Il peut écrire évidemment en latin. Ainsi dans De vulgari eloquentia mais c'est pour défendre aux face aux lettrés la langue vulgaire qui, leur dit-il, peut devenir illustre. Dans le Convivio, en italien cette fois, il répète le même raisonnement : au banquet du savoir consommé par les clercs en latin, pourquoi les laïcs ne recevraient-ils que des miettes ? Dante, en cent chants et 14000 vers invente un italien qui n'est plus une langue cléricale ni non plus cette langue curiale où se pratiquait une poésie courtoise déjà italienne mais autour des princes uniquement. Ni davantage un de ces régionaux, difficilement compréhensibles d'une partie de la péninsule à l'autre. Non, une langue capable de s'adapter à tous les registres de discours.

-Une langue qui fasse nation, faute d'état commun avant longtemps.

Récemment, l'Italie donnait l'impression de se défaire sous l'effet de forces centrifuges. Aussi l'idée est-elle venue en 2020 à Giuseppe Conte, alors président du Conseil, de porter devant le Parlement le projet d'un musée de la langue italienne. C'était le bon moment. Depuis ces tout derniers temps, dans la péninsule, les forces centripètes l'emportent de nouveau sur les centrifuges. L'idée de musée a fait l'unanimité.

Le lieu choisi a été évidemment Florence dont Dante fut exilé en 1302 et qu'il ne revit plus avant sa disparition en 1321.

Et à Florence, Santa Maria Novella, le grand établissement dominicain. Un vaste espace pouvait y être aménagé qui aurait dû ouvrir cette fin de mars si la situation sanitaire l'avait permis.

-Mais le musée à venir avait choisi la carte numérique, plus rapidement disponible.

La consultation à distance comme plus tard les jeux sur place permet en effet de comprendre, d'expérience, comment la langue s'est constituée progressivement, combien d'emprunts divers la consolident.

* _CONSIGNES ET EXIGENCES_
Pour chaque affirmation ci-dessous, dites par oui ou par non si elle concorde avec le document sur Dante et le musée de la langue italienne, en citant mot pour mot les termes décisifs. (a) Dante est mort en 1321 sans avoir revu Florence. (b) Le projet de musée a divisé le Parlement. (c) Le musée a ouvert ses portes à Santa Maria Novella à la fin de mars.

* _LIGNES_
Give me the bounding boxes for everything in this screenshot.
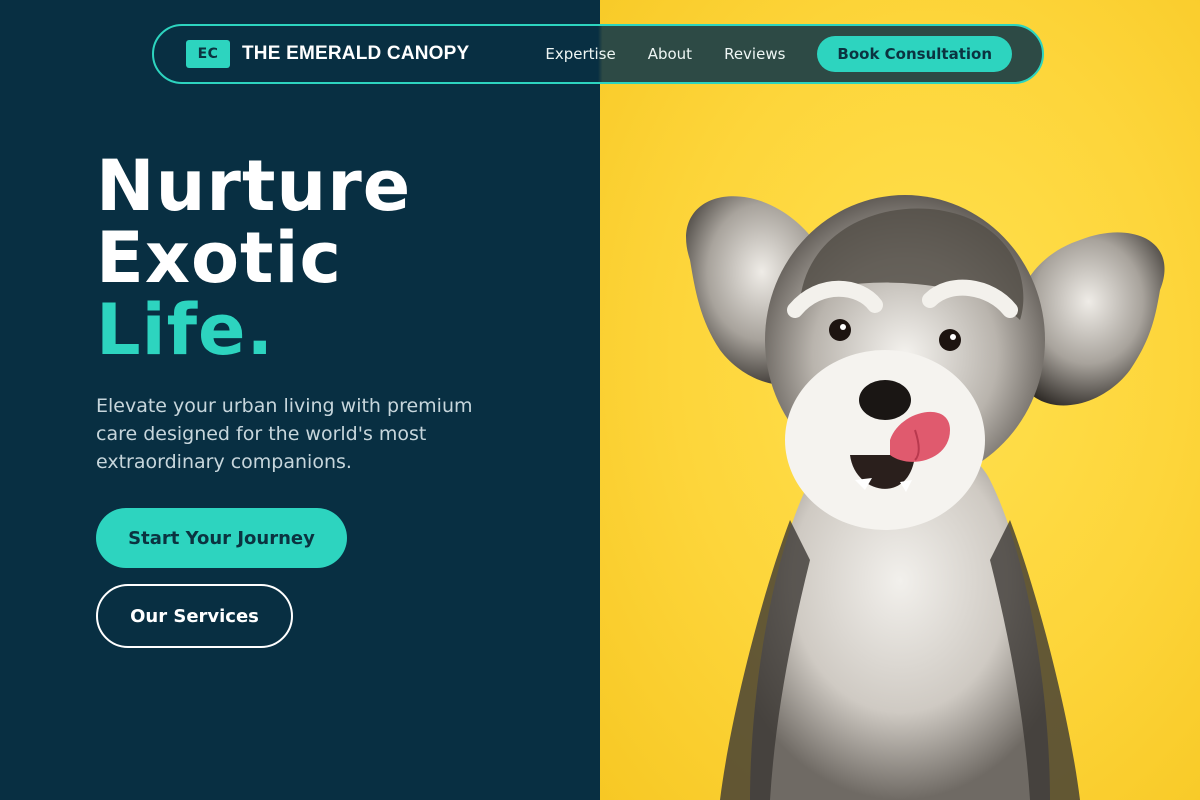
nav-links: Expertise About Reviews Book Consultatio… [513, 36, 1012, 72]
nav-link-about[interactable]: About [648, 45, 692, 63]
nav-link-expertise[interactable]: Expertise [545, 45, 615, 63]
hero-title: Nurture Exotic Life. [96, 150, 411, 366]
brand[interactable]: EC THE EMERALD CANOPY [186, 40, 469, 68]
hero-image-panel [600, 0, 1200, 800]
nav-link-reviews[interactable]: Reviews [724, 45, 785, 63]
landing-page: EC THE EMERALD CANOPY Expertise About Re… [0, 0, 1200, 800]
hero-title-line-1: Nurture [96, 145, 412, 227]
hero-subtitle: Elevate your urban living with premium c… [96, 395, 473, 473]
our-services-button[interactable]: Our Services [96, 584, 293, 648]
brand-name: THE EMERALD CANOPY [242, 43, 470, 64]
hero-title-accent: Life. [96, 289, 275, 371]
hero-title-line-2: Exotic [96, 217, 343, 299]
brand-logo: EC [186, 40, 230, 68]
dog-photo [686, 195, 1165, 800]
start-journey-button[interactable]: Start Your Journey [96, 508, 347, 568]
navbar: EC THE EMERALD CANOPY Expertise About Re… [152, 24, 1044, 84]
book-consultation-button[interactable]: Book Consultation [817, 36, 1012, 72]
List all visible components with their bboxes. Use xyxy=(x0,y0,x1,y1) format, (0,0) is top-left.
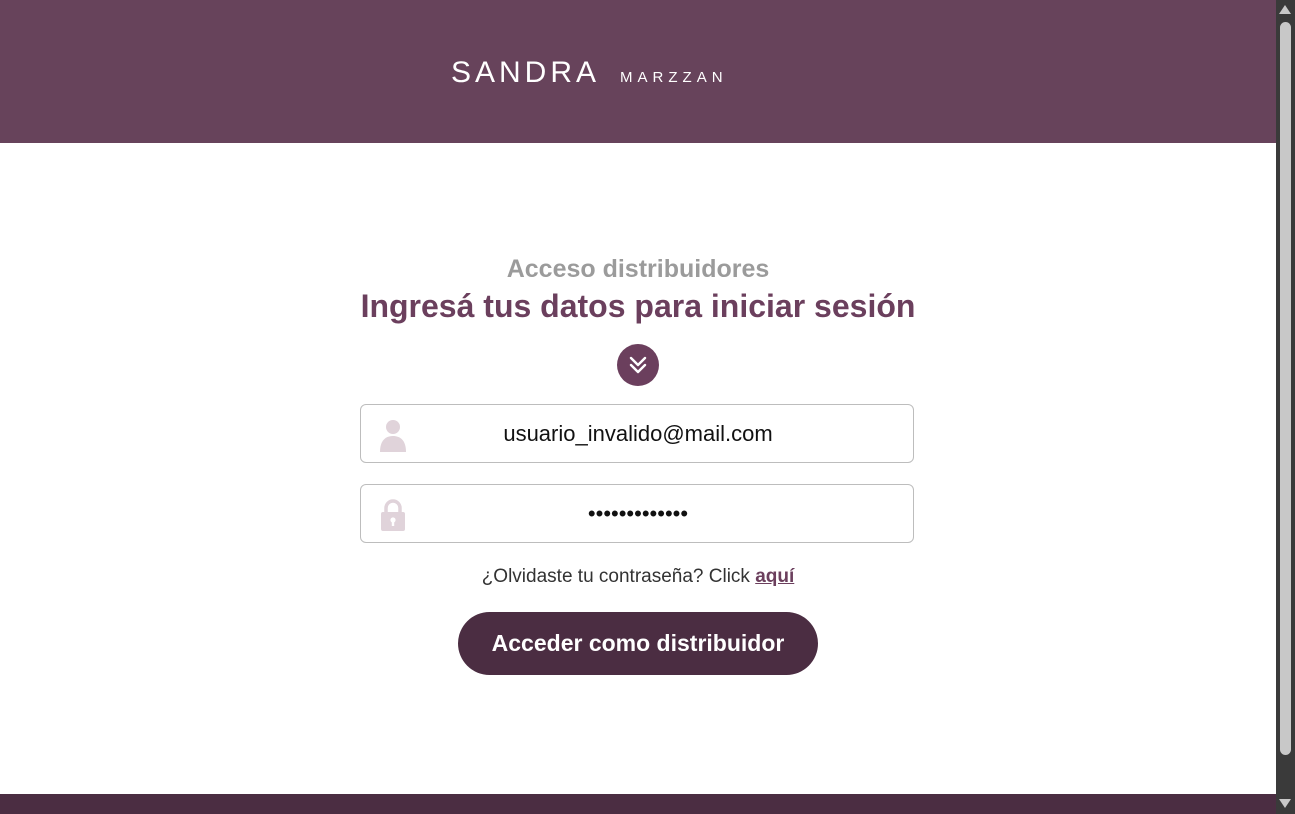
login-subtitle: Acceso distribuidores xyxy=(506,255,770,283)
logo-sub-text: MARZZAN xyxy=(620,69,728,86)
logo-main-text: SANDRA xyxy=(451,56,601,89)
forgot-password-line: ¿Olvidaste tu contraseña? Click aquí xyxy=(0,566,1276,588)
email-field[interactable] xyxy=(360,404,914,463)
password-input[interactable] xyxy=(421,485,855,542)
forgot-password-link[interactable]: aquí xyxy=(755,566,794,587)
vertical-scrollbar[interactable] xyxy=(1276,0,1295,814)
email-input[interactable] xyxy=(421,405,855,462)
user-icon xyxy=(379,418,407,452)
footer-bar xyxy=(0,794,1276,814)
scroll-down-icon[interactable] xyxy=(1279,799,1291,808)
scrollbar-thumb[interactable] xyxy=(1280,22,1291,755)
forgot-password-text: ¿Olvidaste tu contraseña? Click xyxy=(481,566,750,587)
site-header: SANDRA MARZZAN xyxy=(0,0,1276,143)
login-submit-button[interactable]: Acceder como distribuidor xyxy=(458,612,818,675)
lock-icon xyxy=(379,498,407,532)
login-title: Ingresá tus datos para iniciar sesión xyxy=(360,288,916,324)
page-viewport: SANDRA MARZZAN Acceso distribuidores Ing… xyxy=(0,0,1276,814)
scroll-up-icon[interactable] xyxy=(1279,5,1291,14)
password-field[interactable] xyxy=(360,484,914,543)
double-chevron-down-icon xyxy=(617,344,659,386)
brand-logo[interactable]: SANDRA MARZZAN xyxy=(451,56,728,90)
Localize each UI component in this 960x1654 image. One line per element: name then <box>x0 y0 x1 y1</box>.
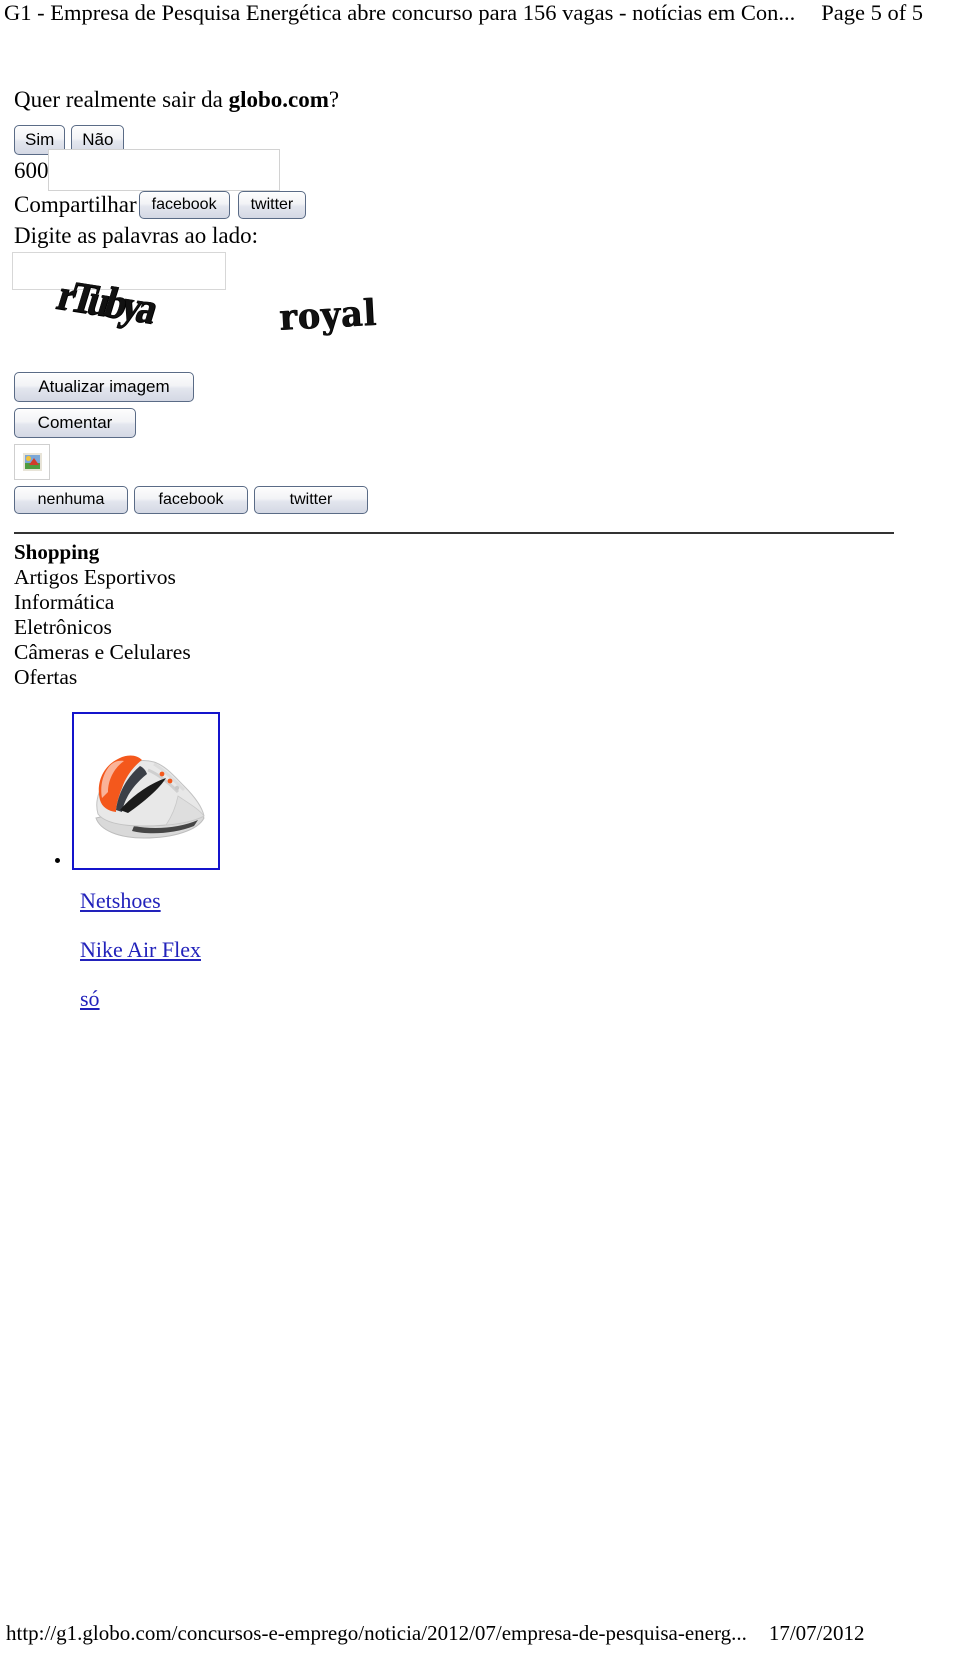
print-header: G1 - Empresa de Pesquisa Energética abre… <box>0 0 960 34</box>
comment-textarea[interactable] <box>48 149 280 191</box>
product-thumbnail-link[interactable] <box>72 712 220 870</box>
footer-url: http://g1.globo.com/concursos-e-emprego/… <box>6 1621 747 1645</box>
captcha-area: rTubya royal <box>0 252 960 372</box>
share-twitter-button[interactable]: twitter <box>237 191 307 219</box>
product-name-link[interactable]: Nike Air Flex <box>80 937 201 963</box>
shopping-title: Shopping <box>14 540 100 564</box>
share-row: Compartilhar facebook twitter <box>0 191 960 219</box>
product-list <box>14 712 960 870</box>
product-price-link[interactable]: só <box>80 986 100 1012</box>
nike-shoe-icon <box>74 714 214 864</box>
footer-date: 17/07/2012 <box>768 1621 865 1645</box>
char-counter: 600 <box>14 158 49 183</box>
post-target-buttons: nenhuma facebook twitter <box>0 486 960 514</box>
shopping-section: Shopping Artigos Esportivos Informática … <box>0 534 960 1035</box>
image-placeholder-glyph <box>23 453 42 471</box>
product-store-link[interactable]: Netshoes <box>80 888 161 914</box>
question-prefix: Quer realmente sair da <box>14 87 229 112</box>
page-body: Quer realmente sair da globo.com? Sim Não… <box>0 86 960 1035</box>
shopping-category-cameras-celulares[interactable]: Câmeras e Celulares <box>14 640 960 665</box>
post-target-facebook-button[interactable]: facebook <box>134 486 248 514</box>
captcha-label: Digite as palavras ao lado: <box>14 223 258 248</box>
page-number: Page 5 of 5 <box>821 0 924 25</box>
product-link-row: Nike Air Flex <box>80 937 960 986</box>
comment-actions: Atualizar imagem Comentar <box>0 372 960 438</box>
post-target-none-button[interactable]: nenhuma <box>14 486 128 514</box>
question-domain: globo.com <box>228 87 329 112</box>
broken-image-icon <box>14 444 50 480</box>
shopping-category-eletronicos[interactable]: Eletrônicos <box>14 615 960 640</box>
captcha-word-image-2: royal <box>278 290 378 339</box>
shopping-category-ofertas[interactable]: Ofertas <box>14 665 960 690</box>
store-link-row: Netshoes <box>80 888 960 937</box>
refresh-captcha-button[interactable]: Atualizar imagem <box>14 372 194 402</box>
post-target-twitter-button[interactable]: twitter <box>254 486 368 514</box>
document-title: G1 - Empresa de Pesquisa Energética abre… <box>4 0 796 25</box>
exit-confirmation-question: Quer realmente sair da globo.com? <box>0 86 960 114</box>
share-label: Compartilhar <box>14 192 137 217</box>
comment-counter-zone: 600 <box>0 149 960 191</box>
price-link-row: só <box>80 986 960 1035</box>
list-item <box>72 712 960 870</box>
submit-comment-button[interactable]: Comentar <box>14 408 136 438</box>
shopping-category-informatica[interactable]: Informática <box>14 590 960 615</box>
shopping-category-artigos-esportivos[interactable]: Artigos Esportivos <box>14 565 960 590</box>
placeholder-peak <box>29 458 39 465</box>
share-facebook-button[interactable]: facebook <box>138 191 230 219</box>
product-links: Netshoes Nike Air Flex só <box>14 888 960 1035</box>
question-suffix: ? <box>328 87 340 112</box>
print-footer: http://g1.globo.com/concursos-e-emprego/… <box>0 1620 960 1646</box>
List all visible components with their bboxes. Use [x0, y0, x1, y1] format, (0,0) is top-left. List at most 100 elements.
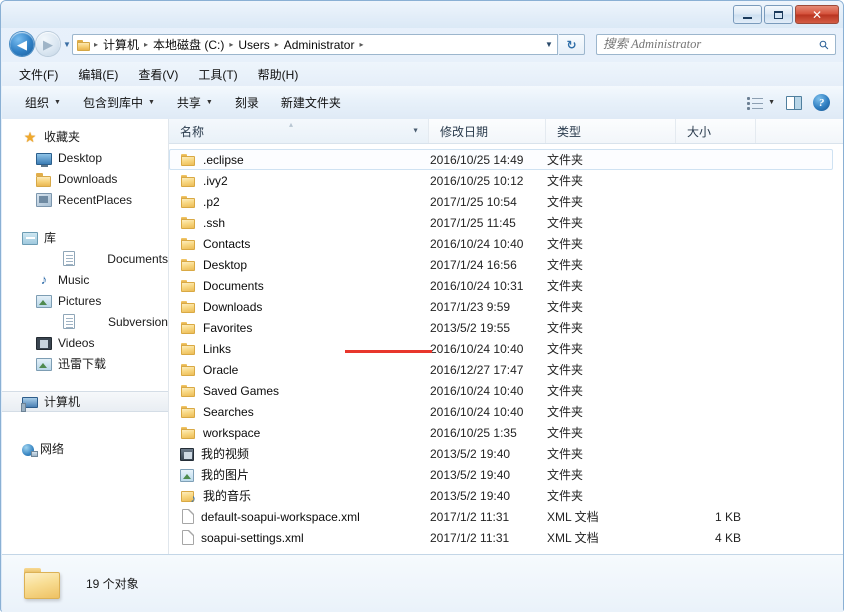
library-icon [22, 232, 38, 245]
column-header-type[interactable]: 类型 [546, 119, 676, 143]
column-header-name[interactable]: 名称 ▴ ▼ [169, 119, 429, 143]
search-box[interactable]: ⚲ [596, 34, 836, 55]
file-date-label: 2013/5/2 19:40 [430, 488, 511, 503]
document-icon [62, 251, 75, 266]
table-row[interactable]: Desktop 2017/1/24 16:56 文件夹 [169, 254, 843, 275]
table-row[interactable]: Contacts 2016/10/24 10:40 文件夹 [169, 233, 843, 254]
picture-icon [36, 295, 52, 308]
search-input[interactable] [603, 37, 813, 52]
sidebar-item-videos[interactable]: Videos [2, 332, 168, 353]
red-annotation-underline [345, 350, 432, 353]
table-row[interactable]: workspace 2016/10/25 1:35 文件夹 [169, 422, 843, 443]
sidebar-item-computer[interactable]: 计算机 [2, 391, 168, 412]
new-folder-label: 新建文件夹 [280, 96, 341, 110]
table-row[interactable]: Favorites 2013/5/2 19:55 文件夹 [169, 317, 843, 338]
view-list-icon [747, 96, 764, 110]
maximize-button[interactable] [764, 5, 793, 24]
sidebar-item-downloads[interactable]: Downloads [2, 168, 168, 189]
sidebar-item-music[interactable]: ♪ Music [2, 269, 168, 290]
folder-icon [180, 215, 196, 231]
history-dropdown-icon[interactable]: ▼ [63, 40, 71, 49]
menu-item-tools[interactable]: 工具(T) [189, 63, 246, 86]
xml-file-icon [182, 509, 194, 524]
folder-icon [22, 566, 64, 602]
sidebar-item-libraries[interactable]: 库 [2, 227, 168, 248]
cell-name: 我的视频 [170, 445, 430, 462]
table-row[interactable]: Documents 2016/10/24 10:31 文件夹 [169, 275, 843, 296]
cell-name: Downloads [170, 299, 430, 315]
menu-item-edit[interactable]: 编辑(E) [69, 63, 127, 86]
table-row[interactable]: Oracle 2016/12/27 17:47 文件夹 [169, 359, 843, 380]
sidebar-label-thunder-download: 迅雷下载 [58, 357, 107, 371]
new-folder-button[interactable]: 新建文件夹 [272, 90, 350, 115]
menu-item-help[interactable]: 帮助(H) [249, 63, 308, 86]
table-row[interactable]: 我的图片 2013/5/2 19:40 文件夹 [169, 464, 843, 485]
table-row[interactable]: Searches 2016/10/24 10:40 文件夹 [169, 401, 843, 422]
command-toolbar: 组织 ▼ 包含到库中 ▼ 共享 ▼ 刻录 新建文件夹 ▼ ? [2, 86, 843, 120]
column-header-date[interactable]: 修改日期 [429, 119, 546, 143]
change-view-button[interactable]: ▼ [745, 93, 777, 113]
file-type-label: 文件夹 [547, 321, 584, 335]
include-in-library-button[interactable]: 包含到库中 ▼ [74, 90, 164, 115]
breadcrumb-item-local-disk[interactable]: 本地磁盘 (C:) [149, 35, 228, 54]
breadcrumb-item-computer[interactable]: 计算机 [99, 35, 143, 54]
menu-item-view[interactable]: 查看(V) [129, 63, 187, 86]
folder-icon [180, 173, 196, 189]
chevron-down-icon[interactable]: ▼ [541, 40, 557, 49]
sidebar-item-subversion[interactable]: Subversion [2, 311, 168, 332]
table-row[interactable]: Links 2016/10/24 10:40 文件夹 [169, 338, 843, 359]
cell-name: Oracle [170, 362, 430, 378]
menu-item-file[interactable]: 文件(F) [10, 63, 67, 86]
table-row[interactable]: .p2 2017/1/25 10:54 文件夹 [169, 191, 843, 212]
breadcrumb-item-administrator[interactable]: Administrator [280, 37, 359, 53]
table-row[interactable]: Downloads 2017/1/23 9:59 文件夹 [169, 296, 843, 317]
music-note-icon: ♪ [40, 271, 48, 287]
sidebar-item-documents[interactable]: Documents [2, 248, 168, 269]
address-bar[interactable]: ▸ 计算机 ▸ 本地磁盘 (C:) ▸ Users ▸ Administrato… [72, 34, 558, 55]
table-row[interactable]: soapui-settings.xml 2017/1/2 11:31 XML 文档 4… [169, 527, 843, 548]
file-type-label: 文件夹 [547, 468, 584, 482]
file-type-label: 文件夹 [547, 426, 584, 440]
sidebar-item-desktop[interactable]: Desktop [2, 147, 168, 168]
refresh-button[interactable]: ↻ [559, 34, 585, 55]
file-type-label: 文件夹 [547, 237, 584, 251]
sidebar-label-music: Music [58, 272, 90, 287]
sidebar-item-pictures[interactable]: Pictures [2, 290, 168, 311]
preview-pane-icon [786, 95, 802, 110]
share-button[interactable]: 共享 ▼ [168, 90, 222, 115]
table-row[interactable]: Saved Games 2016/10/24 10:40 文件夹 [169, 380, 843, 401]
column-header-size[interactable]: 大小 [676, 119, 756, 143]
close-button[interactable]: ✕ [795, 5, 839, 24]
file-type-label: XML 文档 [547, 531, 599, 545]
document-icon [62, 314, 75, 329]
table-row[interactable]: .ssh 2017/1/25 11:45 文件夹 [169, 212, 843, 233]
organize-button[interactable]: 组织 ▼ [16, 90, 70, 115]
cell-name: workspace [170, 425, 430, 441]
sidebar-item-network[interactable]: 网络 [2, 438, 168, 459]
table-row[interactable]: .ivy2 2016/10/25 10:12 文件夹 [169, 170, 843, 191]
cell-name: soapui-settings.xml [170, 530, 430, 545]
table-row[interactable]: default-soapui-workspace.xml 2017/1/2 11:… [169, 506, 843, 527]
burn-button[interactable]: 刻录 [226, 90, 268, 115]
breadcrumb-item-users[interactable]: Users [234, 37, 273, 53]
sidebar-item-favorites[interactable]: ★ 收藏夹 [2, 126, 168, 147]
file-date-label: 2017/1/25 11:45 [430, 215, 516, 230]
forward-button[interactable]: ▶ [36, 32, 60, 56]
minimize-button[interactable] [733, 5, 762, 24]
help-button[interactable]: ? [811, 91, 832, 114]
table-row[interactable]: 我的视频 2013/5/2 19:40 文件夹 [169, 443, 843, 464]
sidebar-item-recent-places[interactable]: RecentPlaces [2, 189, 168, 210]
file-type-label: 文件夹 [547, 216, 584, 230]
help-icon: ? [813, 94, 830, 111]
search-icon[interactable]: ⚲ [811, 32, 836, 57]
sidebar-item-thunder-download[interactable]: 迅雷下载 [2, 353, 168, 374]
maximize-icon [765, 6, 792, 23]
file-name-label: .ssh [203, 215, 226, 230]
preview-pane-button[interactable] [784, 93, 804, 113]
table-row[interactable]: .eclipse 2016/10/25 14:49 文件夹 [169, 149, 833, 170]
table-row[interactable]: 我的音乐 2013/5/2 19:40 文件夹 [169, 485, 843, 506]
folder-icon [180, 278, 196, 294]
back-button[interactable]: ◀ [10, 32, 34, 56]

* _RÉPONSE RÉDIGÉE_
(a) Oui : « qu'il ne revit plus avant sa disparition en 1321 ».
(b) Non : « L'idée de musée a fait l'unanimité. »
(c) Non : « qui aurait dû ouvrir cette fin de mars si la situation sanitaire l'avait permis ».